What you need to do: Pictures stay out of the copy; set down each line of the listing below exactly.

Records provided:
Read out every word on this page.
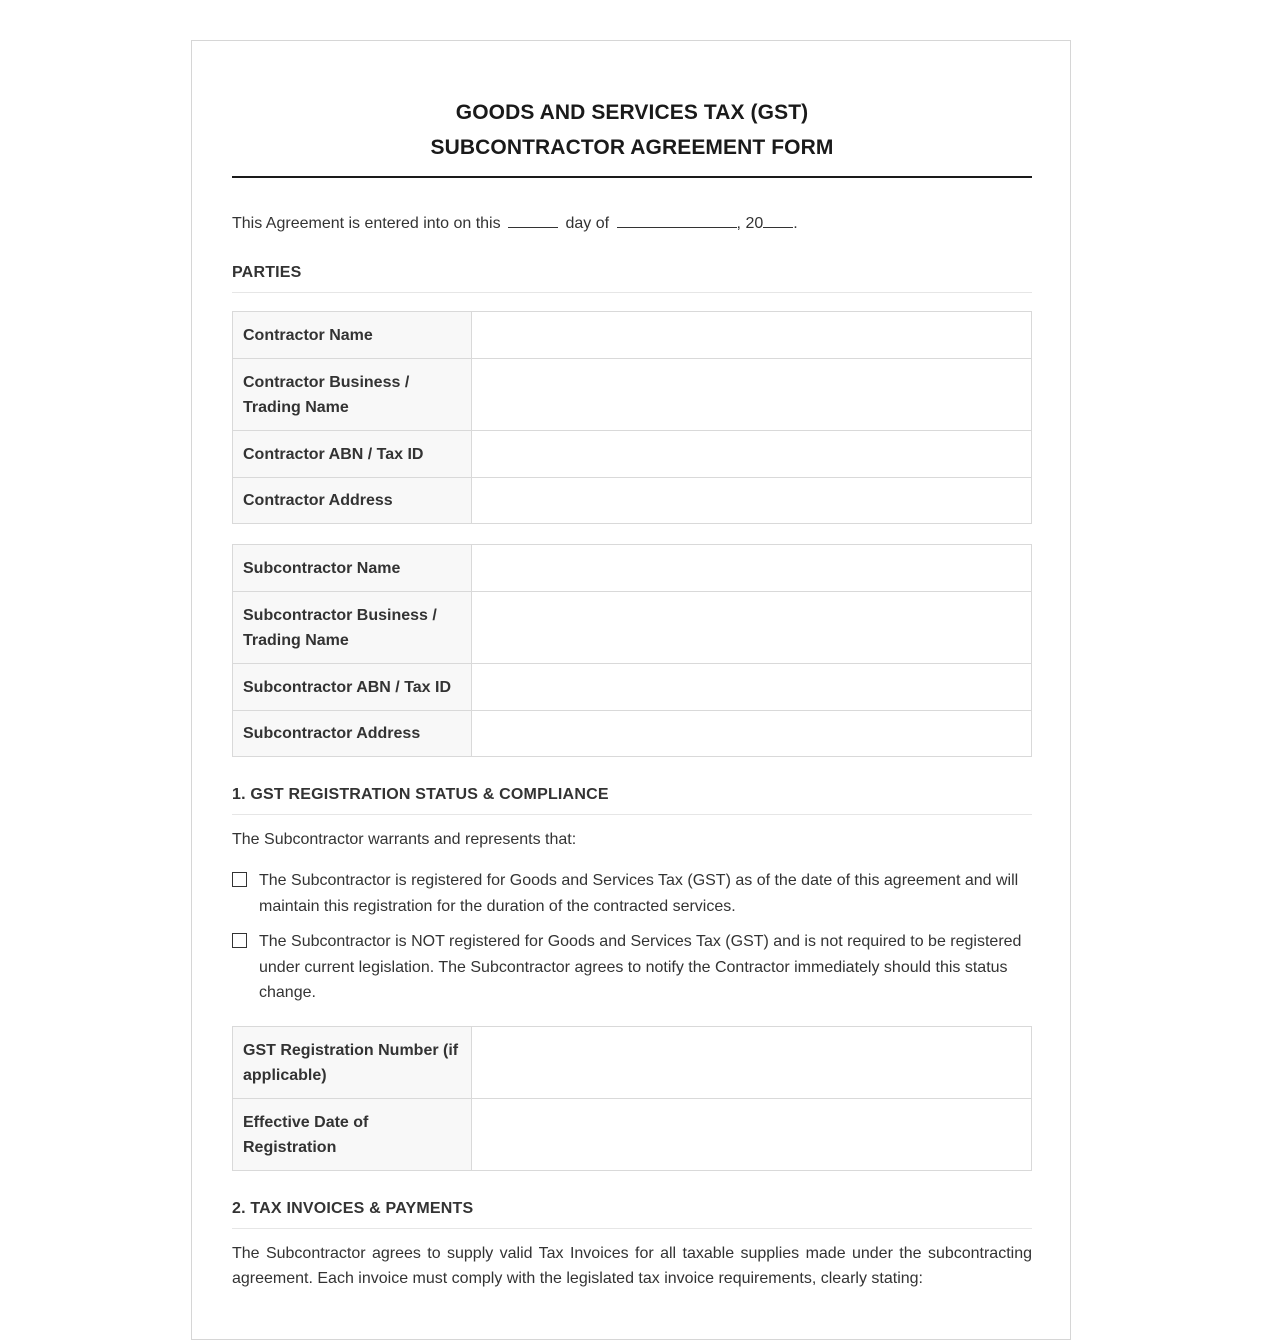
GOODS AND SERVICES TAX (GST)
SUBCONTRACTOR AGREEMENT FORM
This Agreement is entered into on this	day of	, 20 .
PARTIES
Contractor Name	
Contractor Business / Trading Name	
Contractor ABN / Tax ID	
Contractor Address	
Subcontractor Name	
Subcontractor Business / Trading Name	
Subcontractor ABN / Tax ID	
Subcontractor Address	
1. GST REGISTRATION STATUS & COMPLIANCE
The Subcontractor warrants and represents that:
The Subcontractor is registered for Goods and Services Tax (GST) as of the date of this agreement and will maintain this registration for the duration of the contracted services.
The Subcontractor is NOT registered for Goods and Services Tax (GST) and is not required to be registered under current legislation. The Subcontractor agrees to notify the Contractor immediately should this status change.
GST Registration Number (if applicable)	
Effective Date of Registration	
2. TAX INVOICES & PAYMENTS
The Subcontractor agrees to supply valid Tax Invoices for all taxable supplies made under the subcontracting agreement. Each invoice must comply with the legislated tax invoice requirements, clearly stating:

Exercise result:
Read out every word on this page.
GOODS AND SERVICES TAX (GST)
SUBCONTRACTOR AGREEMENT FORM
This Agreement is entered into on this	day of	, 20 .
PARTIES
Contractor Name	
Contractor Business / Trading Name	
Contractor ABN / Tax ID	
Contractor Address	
Subcontractor Name	
Subcontractor Business / Trading Name	
Subcontractor ABN / Tax ID	
Subcontractor Address	
1. GST REGISTRATION STATUS & COMPLIANCE
The Subcontractor warrants and represents that:
The Subcontractor is registered for Goods and Services Tax (GST) as of the date of this agreement and will maintain this registration for the duration of the contracted services.
The Subcontractor is NOT registered for Goods and Services Tax (GST) and is not required to be registered under current legislation. The Subcontractor agrees to notify the Contractor immediately should this status change.
GST Registration Number (if applicable)	
Effective Date of Registration	
2. TAX INVOICES & PAYMENTS
The Subcontractor agrees to supply valid Tax Invoices for all taxable supplies made under the subcontracting agreement. Each invoice must comply with the legislated tax invoice requirements, clearly stating:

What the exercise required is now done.